───── Given information
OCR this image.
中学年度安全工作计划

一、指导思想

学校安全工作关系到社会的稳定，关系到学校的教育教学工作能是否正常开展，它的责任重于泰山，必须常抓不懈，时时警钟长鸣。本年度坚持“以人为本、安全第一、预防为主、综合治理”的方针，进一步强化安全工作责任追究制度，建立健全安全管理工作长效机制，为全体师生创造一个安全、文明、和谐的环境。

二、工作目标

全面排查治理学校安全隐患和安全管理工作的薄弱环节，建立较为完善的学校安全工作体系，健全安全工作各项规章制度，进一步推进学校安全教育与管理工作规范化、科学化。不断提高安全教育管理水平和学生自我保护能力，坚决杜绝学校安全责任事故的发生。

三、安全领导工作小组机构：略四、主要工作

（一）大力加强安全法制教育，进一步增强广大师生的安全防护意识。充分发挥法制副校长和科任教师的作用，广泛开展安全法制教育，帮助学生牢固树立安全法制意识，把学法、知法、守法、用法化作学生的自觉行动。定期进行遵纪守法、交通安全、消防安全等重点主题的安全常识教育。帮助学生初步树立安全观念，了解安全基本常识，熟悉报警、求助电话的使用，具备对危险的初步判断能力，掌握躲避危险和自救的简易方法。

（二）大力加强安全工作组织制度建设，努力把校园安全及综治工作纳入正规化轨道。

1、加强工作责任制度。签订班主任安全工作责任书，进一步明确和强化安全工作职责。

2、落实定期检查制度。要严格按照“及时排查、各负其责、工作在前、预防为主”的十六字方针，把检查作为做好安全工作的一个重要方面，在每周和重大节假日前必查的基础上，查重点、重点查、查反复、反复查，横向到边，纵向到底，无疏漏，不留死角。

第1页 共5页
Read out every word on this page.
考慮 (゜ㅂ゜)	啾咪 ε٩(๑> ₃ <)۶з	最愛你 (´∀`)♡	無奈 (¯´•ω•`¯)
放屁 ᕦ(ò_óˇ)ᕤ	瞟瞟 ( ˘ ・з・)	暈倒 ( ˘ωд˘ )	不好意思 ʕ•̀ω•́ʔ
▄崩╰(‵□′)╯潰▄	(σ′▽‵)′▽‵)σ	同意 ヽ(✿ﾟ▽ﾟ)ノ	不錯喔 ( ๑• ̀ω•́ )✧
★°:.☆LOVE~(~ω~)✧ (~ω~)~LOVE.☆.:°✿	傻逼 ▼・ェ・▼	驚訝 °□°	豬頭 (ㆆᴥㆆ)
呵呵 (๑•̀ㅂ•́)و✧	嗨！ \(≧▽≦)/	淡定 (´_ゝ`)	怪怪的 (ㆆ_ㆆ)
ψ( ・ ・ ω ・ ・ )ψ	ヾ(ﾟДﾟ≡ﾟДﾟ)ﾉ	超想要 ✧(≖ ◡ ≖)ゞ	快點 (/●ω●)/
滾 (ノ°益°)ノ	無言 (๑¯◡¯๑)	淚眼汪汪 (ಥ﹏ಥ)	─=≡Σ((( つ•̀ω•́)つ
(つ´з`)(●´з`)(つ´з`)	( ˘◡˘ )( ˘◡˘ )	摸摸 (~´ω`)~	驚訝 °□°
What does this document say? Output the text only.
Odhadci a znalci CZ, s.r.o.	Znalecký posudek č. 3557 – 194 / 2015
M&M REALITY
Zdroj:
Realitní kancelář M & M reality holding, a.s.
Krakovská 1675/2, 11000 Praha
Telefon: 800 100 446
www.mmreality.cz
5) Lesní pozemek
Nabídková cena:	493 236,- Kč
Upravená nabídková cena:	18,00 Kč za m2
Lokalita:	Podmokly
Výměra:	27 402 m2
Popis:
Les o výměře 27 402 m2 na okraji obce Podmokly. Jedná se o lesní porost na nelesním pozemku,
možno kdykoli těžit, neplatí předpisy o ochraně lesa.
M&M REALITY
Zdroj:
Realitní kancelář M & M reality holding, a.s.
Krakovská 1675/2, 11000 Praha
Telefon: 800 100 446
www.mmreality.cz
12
──────────
*What is asked*. Filter the listing for the word "this" and copy every line that holds it.

*Result of the exercise*.
OCR this image.
Read out every word on this page.
What does this document say? Output the text only.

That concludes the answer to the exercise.